To do: In the listing, locate the line containing "Give me a plain-text", then quote it and all following lines exactly. Omit pictures.

Data for the task:
- - - - -

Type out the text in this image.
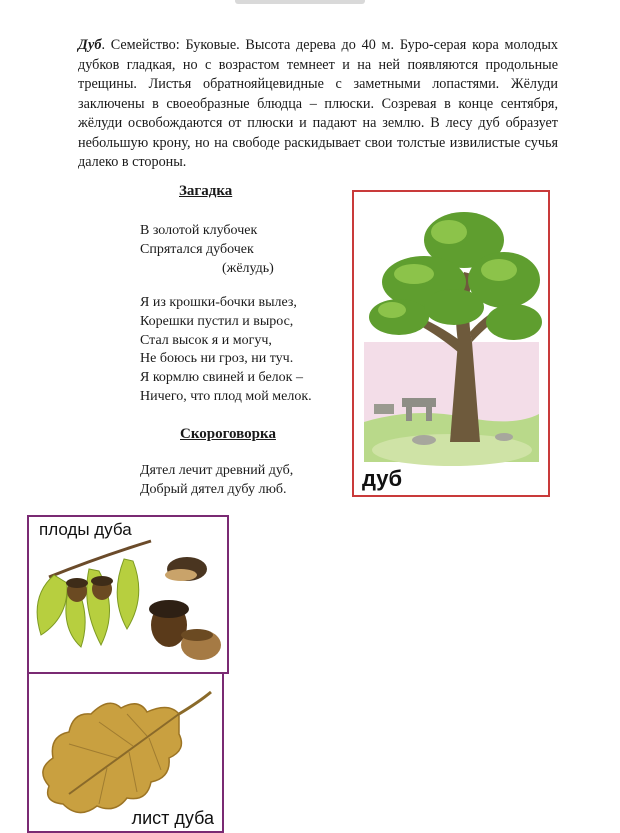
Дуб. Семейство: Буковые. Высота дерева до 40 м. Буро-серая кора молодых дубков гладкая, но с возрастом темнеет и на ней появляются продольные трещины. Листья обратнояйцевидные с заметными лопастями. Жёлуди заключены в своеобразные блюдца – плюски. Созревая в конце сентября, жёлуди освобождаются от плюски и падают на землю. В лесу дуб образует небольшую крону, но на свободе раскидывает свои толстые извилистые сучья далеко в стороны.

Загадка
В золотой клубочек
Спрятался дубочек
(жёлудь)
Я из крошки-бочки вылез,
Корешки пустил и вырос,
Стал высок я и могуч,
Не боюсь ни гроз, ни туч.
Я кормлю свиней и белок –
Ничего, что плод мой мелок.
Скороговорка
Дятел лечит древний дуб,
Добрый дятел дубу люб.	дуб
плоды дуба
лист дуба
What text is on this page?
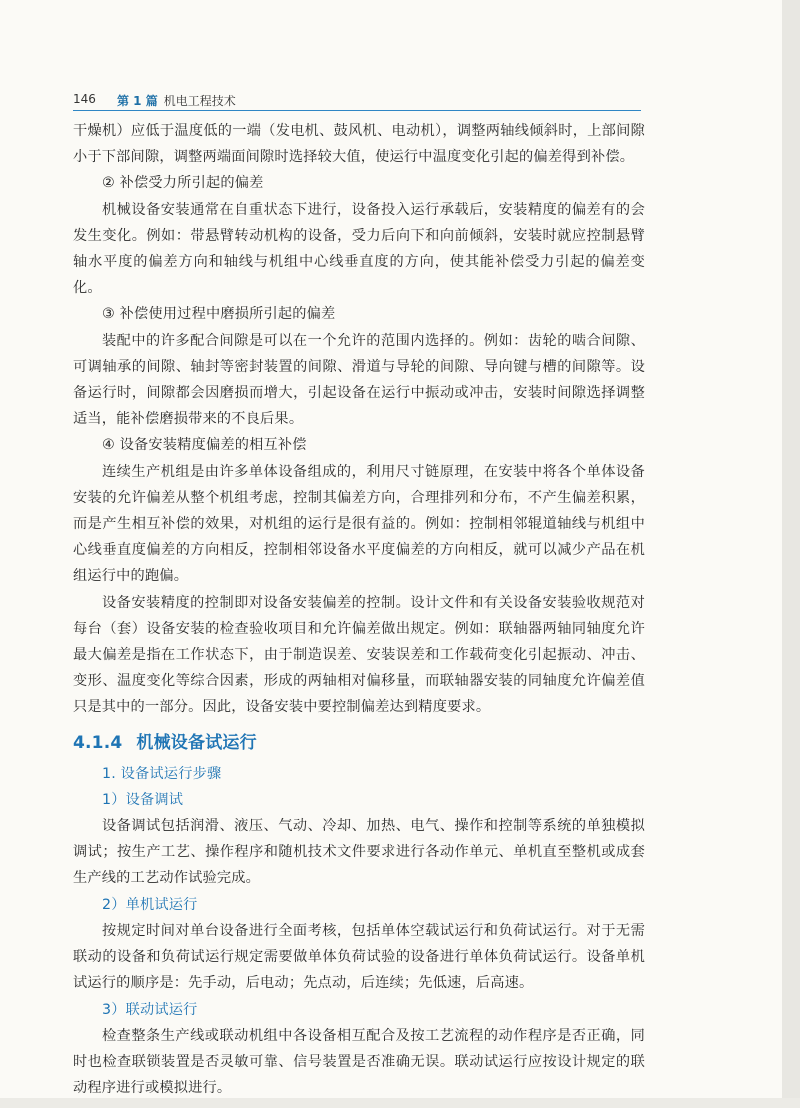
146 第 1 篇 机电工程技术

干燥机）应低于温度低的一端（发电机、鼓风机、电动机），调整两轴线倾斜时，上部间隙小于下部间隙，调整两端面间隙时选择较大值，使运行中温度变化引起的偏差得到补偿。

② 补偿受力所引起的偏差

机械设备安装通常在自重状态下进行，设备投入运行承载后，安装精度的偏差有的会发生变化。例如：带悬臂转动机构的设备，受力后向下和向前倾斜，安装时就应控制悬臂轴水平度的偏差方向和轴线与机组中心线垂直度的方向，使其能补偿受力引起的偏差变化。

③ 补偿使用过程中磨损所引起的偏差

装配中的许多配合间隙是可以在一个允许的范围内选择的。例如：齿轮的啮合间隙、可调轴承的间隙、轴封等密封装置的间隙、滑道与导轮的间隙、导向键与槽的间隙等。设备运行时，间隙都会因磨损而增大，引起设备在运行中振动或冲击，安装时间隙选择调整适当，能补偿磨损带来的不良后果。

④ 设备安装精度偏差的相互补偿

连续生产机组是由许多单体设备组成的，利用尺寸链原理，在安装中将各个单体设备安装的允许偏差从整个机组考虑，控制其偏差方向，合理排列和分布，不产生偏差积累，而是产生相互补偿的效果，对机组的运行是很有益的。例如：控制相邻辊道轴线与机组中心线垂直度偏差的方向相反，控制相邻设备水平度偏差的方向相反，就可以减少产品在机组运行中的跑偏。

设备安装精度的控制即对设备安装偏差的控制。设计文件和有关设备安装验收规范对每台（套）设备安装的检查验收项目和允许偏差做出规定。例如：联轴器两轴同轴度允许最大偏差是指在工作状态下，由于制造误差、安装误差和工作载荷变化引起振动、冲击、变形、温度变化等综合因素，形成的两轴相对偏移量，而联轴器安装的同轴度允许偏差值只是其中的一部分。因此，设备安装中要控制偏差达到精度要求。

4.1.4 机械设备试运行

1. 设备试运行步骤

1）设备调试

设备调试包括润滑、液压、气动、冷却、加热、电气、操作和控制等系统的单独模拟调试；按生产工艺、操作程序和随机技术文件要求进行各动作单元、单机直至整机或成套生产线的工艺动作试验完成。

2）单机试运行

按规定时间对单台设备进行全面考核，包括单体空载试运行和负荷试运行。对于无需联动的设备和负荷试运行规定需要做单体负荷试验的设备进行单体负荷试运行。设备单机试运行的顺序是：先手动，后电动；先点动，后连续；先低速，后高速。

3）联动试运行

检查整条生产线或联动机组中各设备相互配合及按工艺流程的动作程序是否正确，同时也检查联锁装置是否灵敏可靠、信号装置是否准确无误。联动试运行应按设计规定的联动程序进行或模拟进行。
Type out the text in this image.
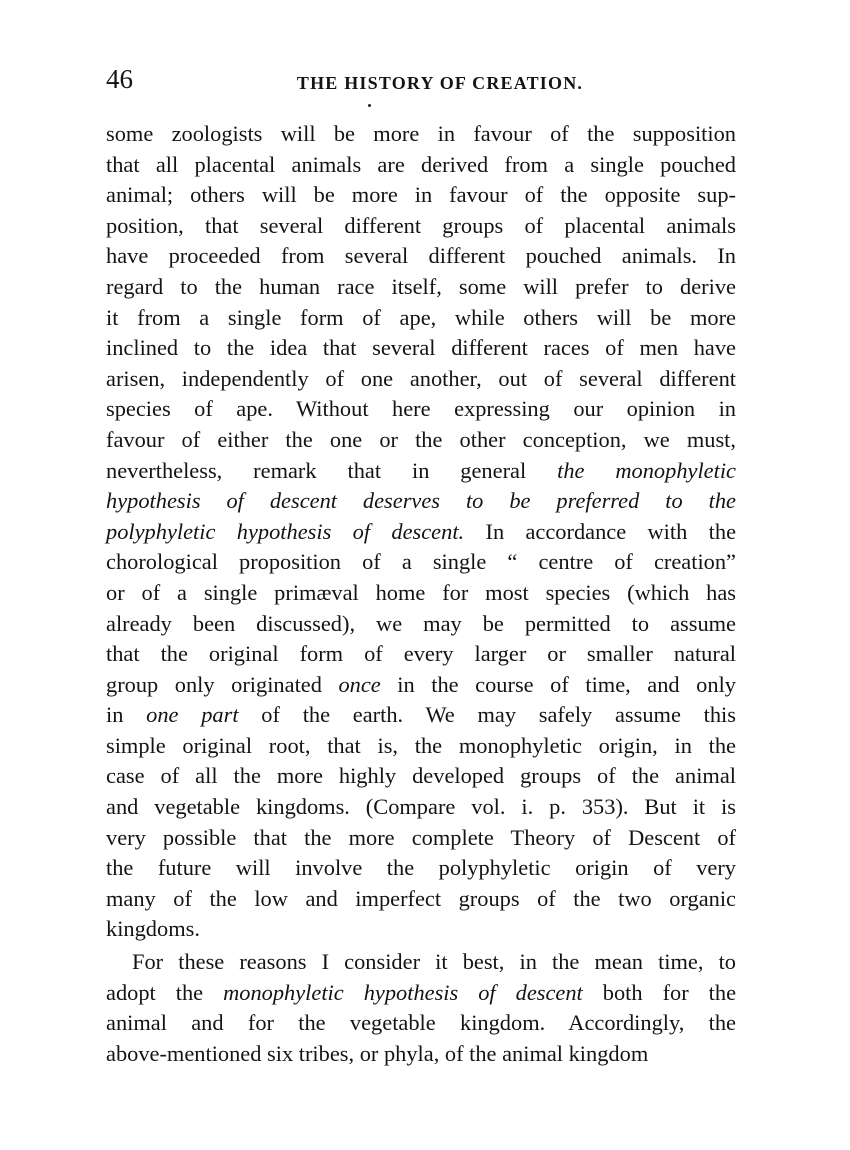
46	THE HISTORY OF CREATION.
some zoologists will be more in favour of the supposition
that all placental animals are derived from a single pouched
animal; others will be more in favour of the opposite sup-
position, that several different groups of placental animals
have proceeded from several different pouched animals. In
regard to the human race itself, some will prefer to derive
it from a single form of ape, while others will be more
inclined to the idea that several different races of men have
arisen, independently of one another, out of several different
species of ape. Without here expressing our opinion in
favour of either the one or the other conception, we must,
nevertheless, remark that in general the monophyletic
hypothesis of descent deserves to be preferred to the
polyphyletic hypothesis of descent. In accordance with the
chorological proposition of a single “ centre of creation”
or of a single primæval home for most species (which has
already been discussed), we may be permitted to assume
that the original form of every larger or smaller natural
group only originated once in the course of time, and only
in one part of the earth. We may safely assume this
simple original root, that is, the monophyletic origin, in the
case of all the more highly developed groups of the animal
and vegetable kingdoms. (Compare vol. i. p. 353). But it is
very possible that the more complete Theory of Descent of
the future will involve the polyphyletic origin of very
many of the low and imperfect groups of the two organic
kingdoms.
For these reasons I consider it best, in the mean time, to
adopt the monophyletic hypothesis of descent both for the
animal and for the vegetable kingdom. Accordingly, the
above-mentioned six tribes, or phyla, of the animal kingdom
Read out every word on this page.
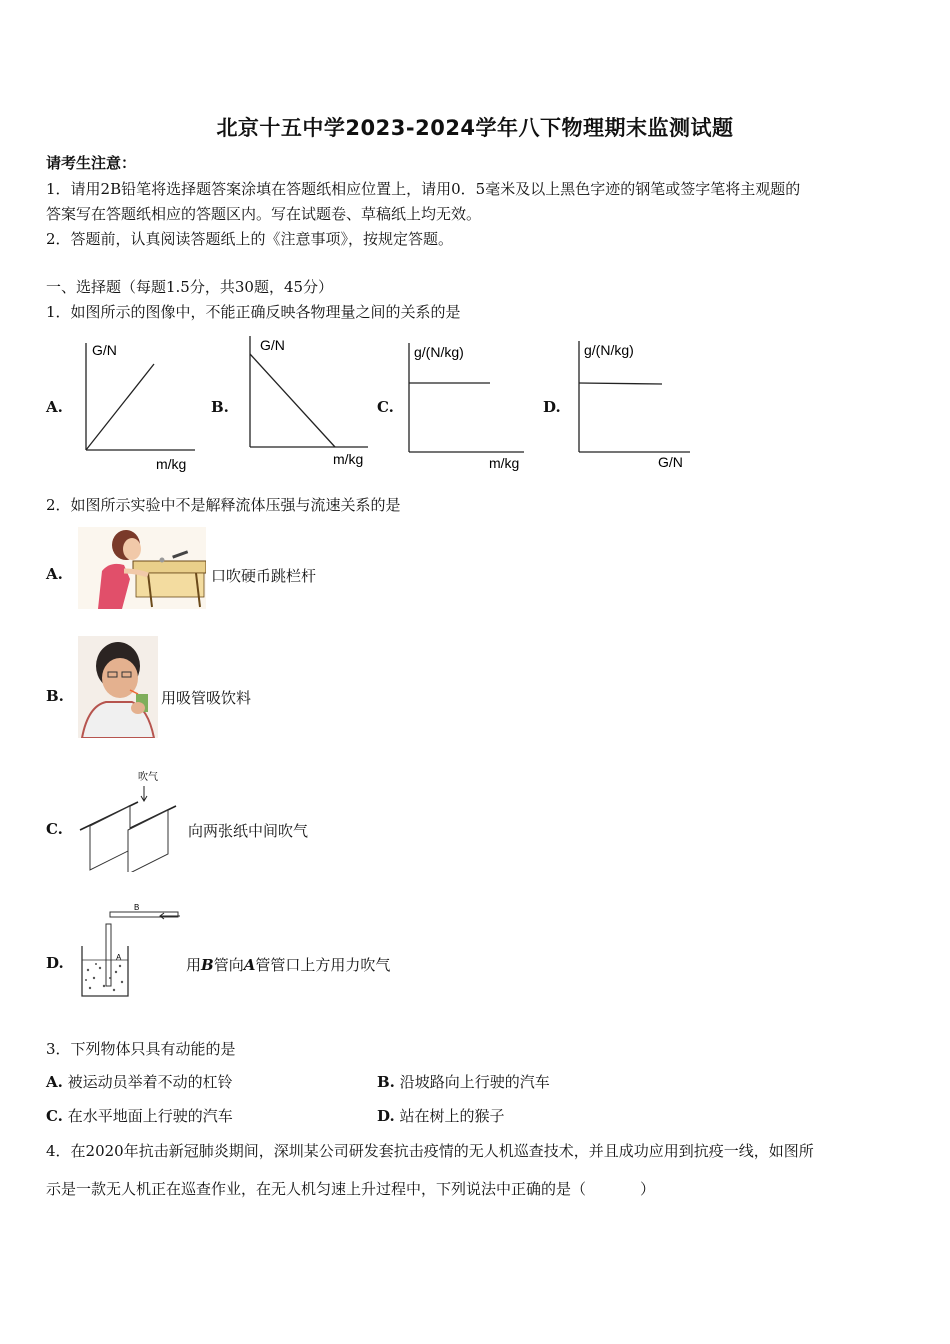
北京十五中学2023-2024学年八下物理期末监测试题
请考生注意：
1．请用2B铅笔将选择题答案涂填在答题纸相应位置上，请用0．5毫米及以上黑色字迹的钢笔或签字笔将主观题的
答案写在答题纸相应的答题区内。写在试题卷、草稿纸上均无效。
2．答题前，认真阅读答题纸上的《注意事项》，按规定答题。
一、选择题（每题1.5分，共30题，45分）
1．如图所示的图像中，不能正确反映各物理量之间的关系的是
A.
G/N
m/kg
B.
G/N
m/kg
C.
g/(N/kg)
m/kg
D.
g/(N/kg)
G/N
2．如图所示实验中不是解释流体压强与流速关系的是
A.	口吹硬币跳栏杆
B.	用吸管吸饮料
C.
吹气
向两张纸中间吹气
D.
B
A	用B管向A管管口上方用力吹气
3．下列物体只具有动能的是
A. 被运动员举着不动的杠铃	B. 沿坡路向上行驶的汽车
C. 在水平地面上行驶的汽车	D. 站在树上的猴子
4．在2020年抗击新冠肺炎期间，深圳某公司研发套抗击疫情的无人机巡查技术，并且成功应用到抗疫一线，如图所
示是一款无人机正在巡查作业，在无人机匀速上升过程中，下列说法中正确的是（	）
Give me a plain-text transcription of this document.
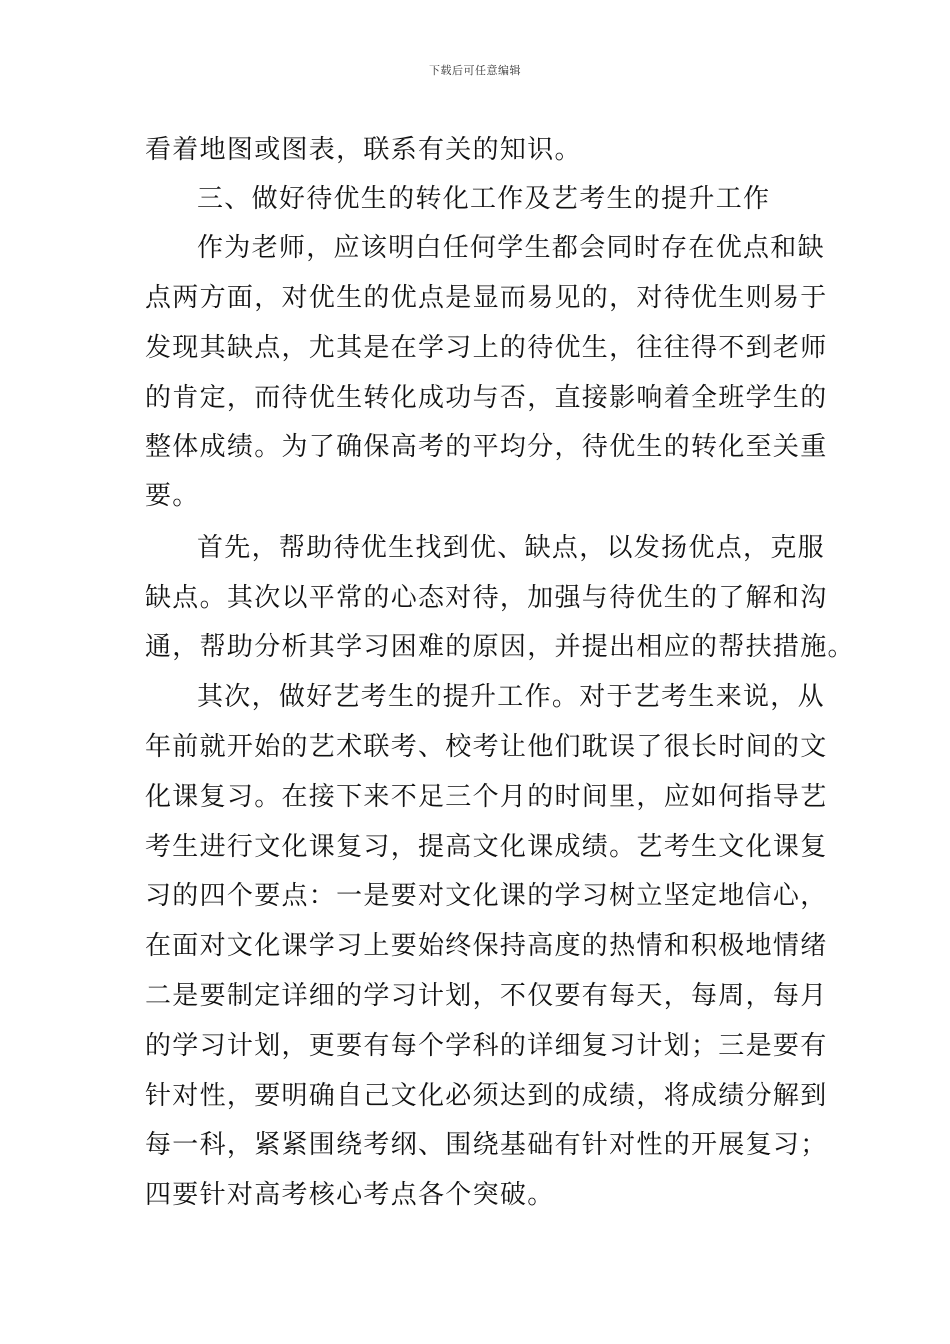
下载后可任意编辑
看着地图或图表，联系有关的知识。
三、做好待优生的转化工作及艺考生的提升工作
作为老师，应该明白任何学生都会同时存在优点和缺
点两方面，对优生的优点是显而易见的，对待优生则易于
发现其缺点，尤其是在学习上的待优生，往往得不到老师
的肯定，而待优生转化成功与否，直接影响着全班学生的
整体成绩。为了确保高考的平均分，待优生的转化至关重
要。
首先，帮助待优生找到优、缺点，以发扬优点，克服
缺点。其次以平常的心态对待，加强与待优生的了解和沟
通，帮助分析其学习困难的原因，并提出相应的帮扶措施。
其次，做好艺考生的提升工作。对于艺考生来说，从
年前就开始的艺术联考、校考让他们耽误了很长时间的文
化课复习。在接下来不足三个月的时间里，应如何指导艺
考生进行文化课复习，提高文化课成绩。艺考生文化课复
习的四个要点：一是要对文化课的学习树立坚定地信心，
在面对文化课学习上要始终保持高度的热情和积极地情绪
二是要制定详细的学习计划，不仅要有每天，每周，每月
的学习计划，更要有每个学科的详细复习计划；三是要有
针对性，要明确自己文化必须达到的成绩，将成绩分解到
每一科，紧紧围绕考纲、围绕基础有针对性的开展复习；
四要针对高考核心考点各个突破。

- - - - -

The completed task:
Give me a plain-text transcription of this document.
下载后可任意编辑
看着地图或图表，联系有关的知识。
三、做好待优生的转化工作及艺考生的提升工作
作为老师，应该明白任何学生都会同时存在优点和缺
点两方面，对优生的优点是显而易见的，对待优生则易于
发现其缺点，尤其是在学习上的待优生，往往得不到老师
的肯定，而待优生转化成功与否，直接影响着全班学生的
整体成绩。为了确保高考的平均分，待优生的转化至关重
要。
首先，帮助待优生找到优、缺点，以发扬优点，克服
缺点。其次以平常的心态对待，加强与待优生的了解和沟
通，帮助分析其学习困难的原因，并提出相应的帮扶措施。
其次，做好艺考生的提升工作。对于艺考生来说，从
年前就开始的艺术联考、校考让他们耽误了很长时间的文
化课复习。在接下来不足三个月的时间里，应如何指导艺
考生进行文化课复习，提高文化课成绩。艺考生文化课复
习的四个要点：一是要对文化课的学习树立坚定地信心，
在面对文化课学习上要始终保持高度的热情和积极地情绪
二是要制定详细的学习计划，不仅要有每天，每周，每月
的学习计划，更要有每个学科的详细复习计划；三是要有
针对性，要明确自己文化必须达到的成绩，将成绩分解到
每一科，紧紧围绕考纲、围绕基础有针对性的开展复习；
四要针对高考核心考点各个突破。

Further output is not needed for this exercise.